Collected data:
+++++

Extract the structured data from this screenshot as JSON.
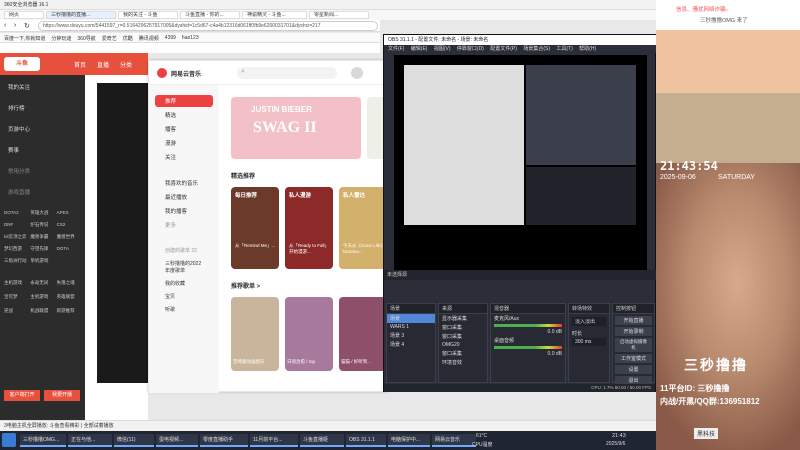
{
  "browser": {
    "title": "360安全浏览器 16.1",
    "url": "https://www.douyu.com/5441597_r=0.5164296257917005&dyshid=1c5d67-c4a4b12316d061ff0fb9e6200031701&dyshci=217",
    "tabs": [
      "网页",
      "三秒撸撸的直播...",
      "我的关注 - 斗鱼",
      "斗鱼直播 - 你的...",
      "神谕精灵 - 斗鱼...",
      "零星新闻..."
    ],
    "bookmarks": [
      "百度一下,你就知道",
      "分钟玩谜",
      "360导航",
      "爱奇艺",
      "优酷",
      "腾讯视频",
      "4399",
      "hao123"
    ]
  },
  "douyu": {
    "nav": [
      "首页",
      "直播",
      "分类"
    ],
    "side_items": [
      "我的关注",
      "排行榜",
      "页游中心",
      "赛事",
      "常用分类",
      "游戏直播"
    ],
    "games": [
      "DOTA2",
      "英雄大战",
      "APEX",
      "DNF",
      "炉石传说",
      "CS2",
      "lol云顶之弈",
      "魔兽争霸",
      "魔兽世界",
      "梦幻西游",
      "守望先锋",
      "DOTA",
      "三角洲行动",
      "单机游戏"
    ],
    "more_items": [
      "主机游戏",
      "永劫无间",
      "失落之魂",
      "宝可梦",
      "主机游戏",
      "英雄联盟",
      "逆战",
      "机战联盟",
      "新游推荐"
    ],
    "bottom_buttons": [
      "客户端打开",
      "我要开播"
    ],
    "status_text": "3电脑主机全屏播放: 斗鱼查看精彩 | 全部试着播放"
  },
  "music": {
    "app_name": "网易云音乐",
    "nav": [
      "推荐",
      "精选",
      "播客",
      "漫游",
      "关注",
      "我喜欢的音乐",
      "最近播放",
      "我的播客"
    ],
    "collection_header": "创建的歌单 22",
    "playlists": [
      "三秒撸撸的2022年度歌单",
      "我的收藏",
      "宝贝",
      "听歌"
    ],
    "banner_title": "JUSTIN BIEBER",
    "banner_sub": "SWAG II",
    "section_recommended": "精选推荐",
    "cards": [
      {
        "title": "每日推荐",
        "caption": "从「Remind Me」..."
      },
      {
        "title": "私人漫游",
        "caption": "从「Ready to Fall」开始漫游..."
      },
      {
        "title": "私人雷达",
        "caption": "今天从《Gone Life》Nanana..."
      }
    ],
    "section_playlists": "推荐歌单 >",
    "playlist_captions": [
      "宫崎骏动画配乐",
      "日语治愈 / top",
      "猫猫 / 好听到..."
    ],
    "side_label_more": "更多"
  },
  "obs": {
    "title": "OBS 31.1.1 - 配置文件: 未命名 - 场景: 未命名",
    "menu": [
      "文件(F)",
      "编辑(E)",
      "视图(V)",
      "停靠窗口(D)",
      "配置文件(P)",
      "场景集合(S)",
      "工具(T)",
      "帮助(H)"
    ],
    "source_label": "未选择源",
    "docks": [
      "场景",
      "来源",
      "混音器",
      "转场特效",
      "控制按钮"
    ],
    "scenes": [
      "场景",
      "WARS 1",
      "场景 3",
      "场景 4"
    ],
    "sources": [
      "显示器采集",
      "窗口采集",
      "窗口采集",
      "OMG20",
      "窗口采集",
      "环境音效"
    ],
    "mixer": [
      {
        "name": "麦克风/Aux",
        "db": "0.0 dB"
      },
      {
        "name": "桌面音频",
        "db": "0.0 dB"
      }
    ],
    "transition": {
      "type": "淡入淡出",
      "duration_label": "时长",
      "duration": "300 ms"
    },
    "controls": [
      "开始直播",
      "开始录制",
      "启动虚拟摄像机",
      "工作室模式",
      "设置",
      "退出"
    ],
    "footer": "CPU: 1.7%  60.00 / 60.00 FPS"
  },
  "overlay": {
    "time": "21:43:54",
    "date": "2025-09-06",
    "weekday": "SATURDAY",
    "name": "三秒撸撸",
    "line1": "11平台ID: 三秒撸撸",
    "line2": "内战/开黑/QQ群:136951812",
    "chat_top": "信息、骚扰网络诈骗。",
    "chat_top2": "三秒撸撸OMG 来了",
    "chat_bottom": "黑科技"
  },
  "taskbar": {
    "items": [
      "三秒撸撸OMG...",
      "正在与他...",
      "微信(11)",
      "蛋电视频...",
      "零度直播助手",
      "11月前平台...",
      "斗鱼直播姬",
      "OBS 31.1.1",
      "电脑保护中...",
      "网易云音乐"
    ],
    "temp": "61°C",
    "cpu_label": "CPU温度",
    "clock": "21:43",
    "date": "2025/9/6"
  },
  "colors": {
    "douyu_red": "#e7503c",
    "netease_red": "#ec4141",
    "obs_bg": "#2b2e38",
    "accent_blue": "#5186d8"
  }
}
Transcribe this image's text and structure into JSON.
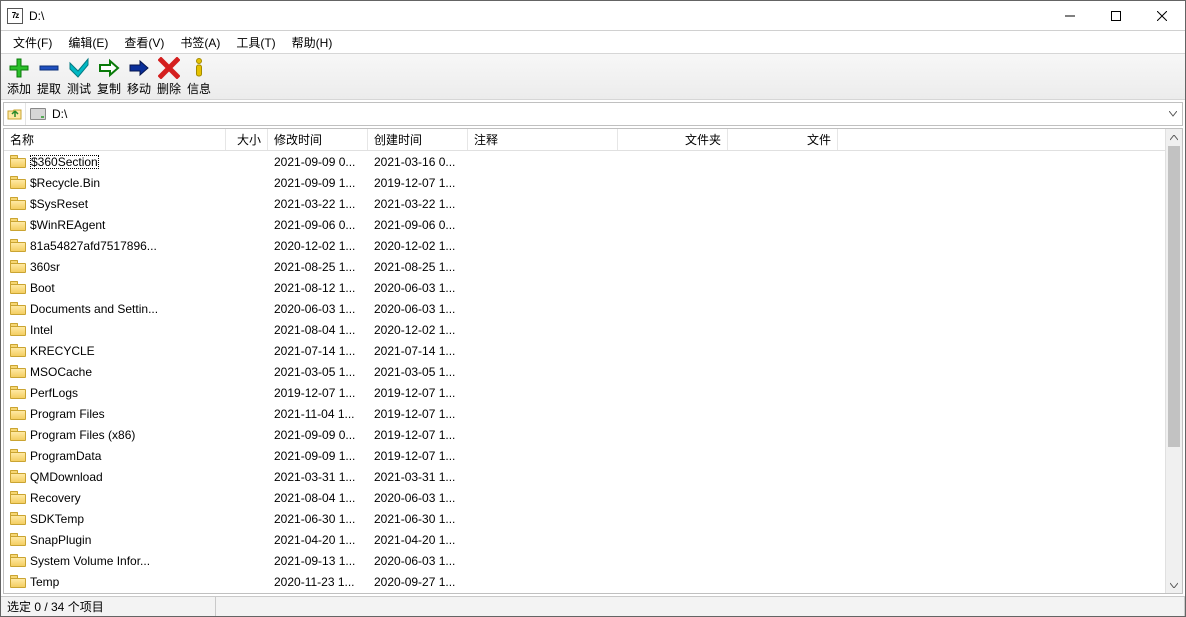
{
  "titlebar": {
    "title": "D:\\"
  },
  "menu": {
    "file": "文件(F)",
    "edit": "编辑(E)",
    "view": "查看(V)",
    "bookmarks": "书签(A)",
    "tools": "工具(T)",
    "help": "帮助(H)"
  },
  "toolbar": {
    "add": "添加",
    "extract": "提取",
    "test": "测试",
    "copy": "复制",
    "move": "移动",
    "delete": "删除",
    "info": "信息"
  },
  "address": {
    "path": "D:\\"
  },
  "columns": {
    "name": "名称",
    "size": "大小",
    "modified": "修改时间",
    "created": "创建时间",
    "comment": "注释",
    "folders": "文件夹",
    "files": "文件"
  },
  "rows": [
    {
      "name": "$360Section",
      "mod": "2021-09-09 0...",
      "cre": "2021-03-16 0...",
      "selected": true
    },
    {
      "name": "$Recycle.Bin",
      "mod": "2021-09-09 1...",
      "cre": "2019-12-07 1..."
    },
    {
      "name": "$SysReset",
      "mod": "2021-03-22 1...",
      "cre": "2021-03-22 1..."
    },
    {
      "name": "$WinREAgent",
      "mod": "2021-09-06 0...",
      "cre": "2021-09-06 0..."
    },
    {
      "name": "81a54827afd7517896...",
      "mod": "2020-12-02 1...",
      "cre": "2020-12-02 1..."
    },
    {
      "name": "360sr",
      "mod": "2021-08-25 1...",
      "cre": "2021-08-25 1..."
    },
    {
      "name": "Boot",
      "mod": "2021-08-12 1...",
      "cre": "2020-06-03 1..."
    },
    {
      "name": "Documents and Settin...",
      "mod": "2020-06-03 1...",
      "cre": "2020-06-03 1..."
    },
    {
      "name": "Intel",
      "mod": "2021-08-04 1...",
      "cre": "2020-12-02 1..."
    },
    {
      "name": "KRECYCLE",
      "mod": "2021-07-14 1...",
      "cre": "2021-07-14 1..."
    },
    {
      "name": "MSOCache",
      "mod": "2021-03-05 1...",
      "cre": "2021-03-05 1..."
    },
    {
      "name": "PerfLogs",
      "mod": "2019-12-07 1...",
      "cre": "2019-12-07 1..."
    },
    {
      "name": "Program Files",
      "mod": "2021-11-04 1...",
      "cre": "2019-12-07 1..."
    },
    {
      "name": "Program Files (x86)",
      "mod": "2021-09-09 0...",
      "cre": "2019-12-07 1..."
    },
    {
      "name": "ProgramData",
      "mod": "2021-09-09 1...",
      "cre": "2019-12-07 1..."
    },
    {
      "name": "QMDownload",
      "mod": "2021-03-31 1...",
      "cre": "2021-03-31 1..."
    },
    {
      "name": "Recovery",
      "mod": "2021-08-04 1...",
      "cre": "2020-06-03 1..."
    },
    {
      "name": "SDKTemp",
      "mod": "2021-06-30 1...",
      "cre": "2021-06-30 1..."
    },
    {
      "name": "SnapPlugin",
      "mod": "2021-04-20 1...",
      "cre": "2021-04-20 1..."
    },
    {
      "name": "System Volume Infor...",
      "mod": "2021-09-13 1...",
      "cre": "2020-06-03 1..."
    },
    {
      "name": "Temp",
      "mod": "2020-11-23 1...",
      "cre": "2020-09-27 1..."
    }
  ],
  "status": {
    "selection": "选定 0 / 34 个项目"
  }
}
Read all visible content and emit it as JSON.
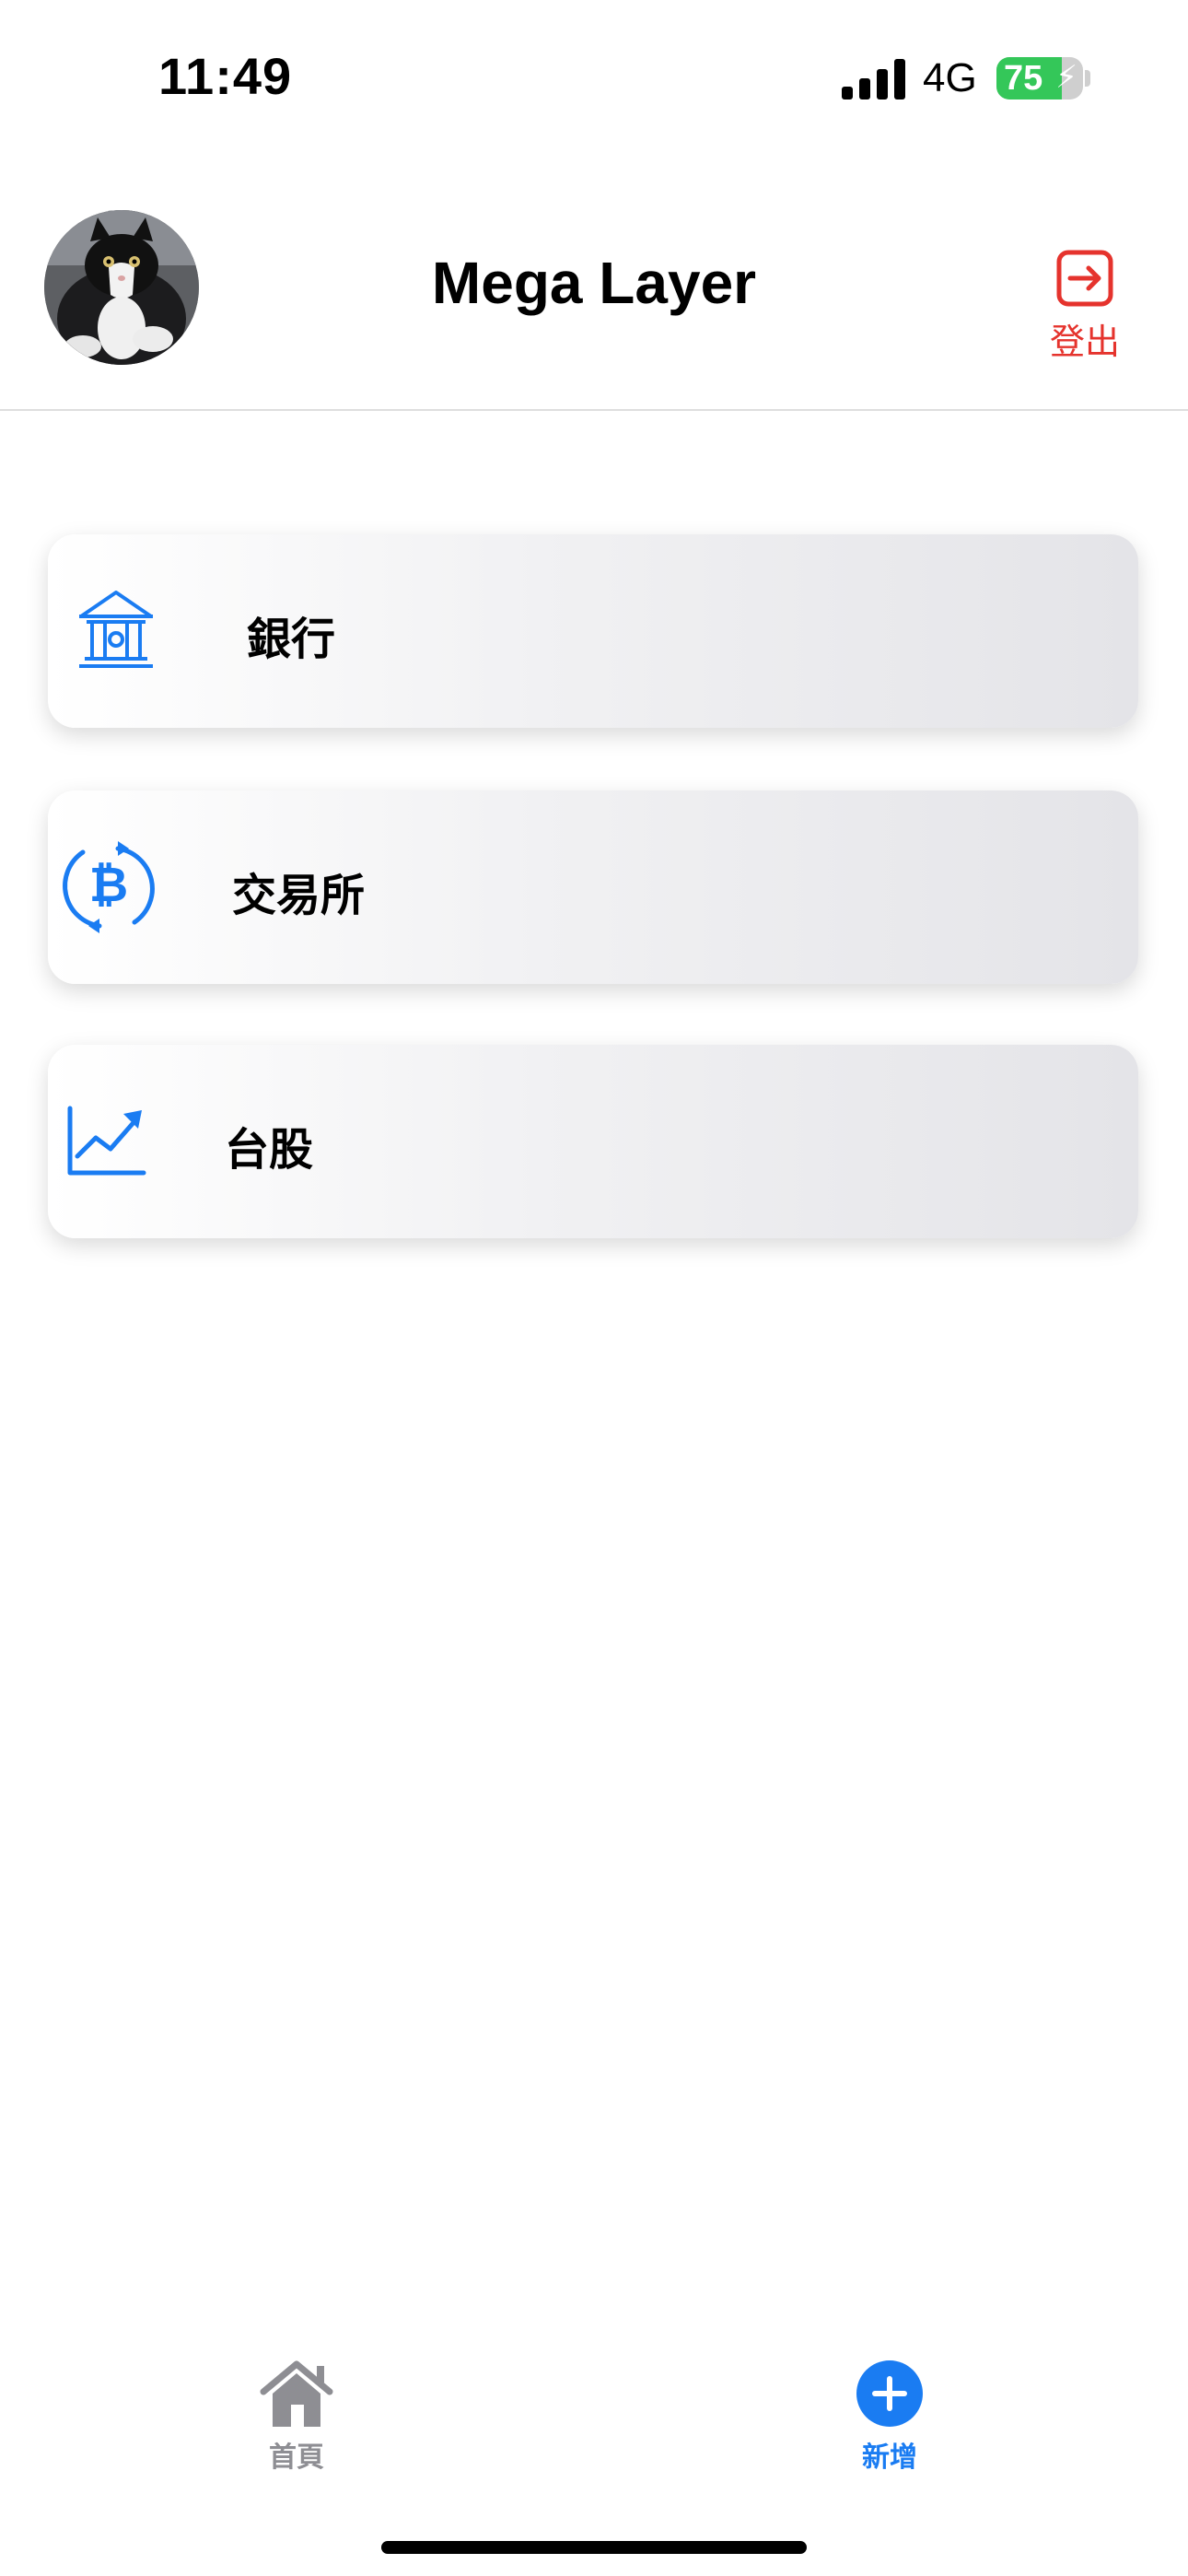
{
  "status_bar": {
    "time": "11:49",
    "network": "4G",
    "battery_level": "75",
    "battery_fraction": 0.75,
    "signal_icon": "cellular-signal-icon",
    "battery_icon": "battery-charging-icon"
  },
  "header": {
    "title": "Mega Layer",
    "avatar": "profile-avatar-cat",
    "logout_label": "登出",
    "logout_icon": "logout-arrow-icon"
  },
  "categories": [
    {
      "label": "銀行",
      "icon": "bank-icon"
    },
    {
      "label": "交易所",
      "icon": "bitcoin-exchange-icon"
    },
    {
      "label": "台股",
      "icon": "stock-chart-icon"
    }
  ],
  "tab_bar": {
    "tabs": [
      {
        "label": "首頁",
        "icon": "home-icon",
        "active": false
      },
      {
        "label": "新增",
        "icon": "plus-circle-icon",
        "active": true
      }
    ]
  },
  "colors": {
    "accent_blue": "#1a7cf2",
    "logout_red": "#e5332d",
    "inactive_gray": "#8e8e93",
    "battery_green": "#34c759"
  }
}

+++++

Instruction:
Everything from the line with "Read all visible content and emit it as JSON." through the end of the records above, and nothing else, is to be quoted exactly; please leave the pictures out.

Task solution:
Read all visible content and emit it as JSON.
{
  "status_bar": {
    "time": "11:49",
    "network": "4G",
    "battery_level": "75",
    "battery_fraction": 0.75,
    "signal_icon": "cellular-signal-icon",
    "battery_icon": "battery-charging-icon"
  },
  "header": {
    "title": "Mega Layer",
    "avatar": "profile-avatar-cat",
    "logout_label": "登出",
    "logout_icon": "logout-arrow-icon"
  },
  "categories": [
    {
      "label": "銀行",
      "icon": "bank-icon"
    },
    {
      "label": "交易所",
      "icon": "bitcoin-exchange-icon"
    },
    {
      "label": "台股",
      "icon": "stock-chart-icon"
    }
  ],
  "tab_bar": {
    "tabs": [
      {
        "label": "首頁",
        "icon": "home-icon",
        "active": false
      },
      {
        "label": "新增",
        "icon": "plus-circle-icon",
        "active": true
      }
    ]
  },
  "colors": {
    "accent_blue": "#1a7cf2",
    "logout_red": "#e5332d",
    "inactive_gray": "#8e8e93",
    "battery_green": "#34c759"
  }
}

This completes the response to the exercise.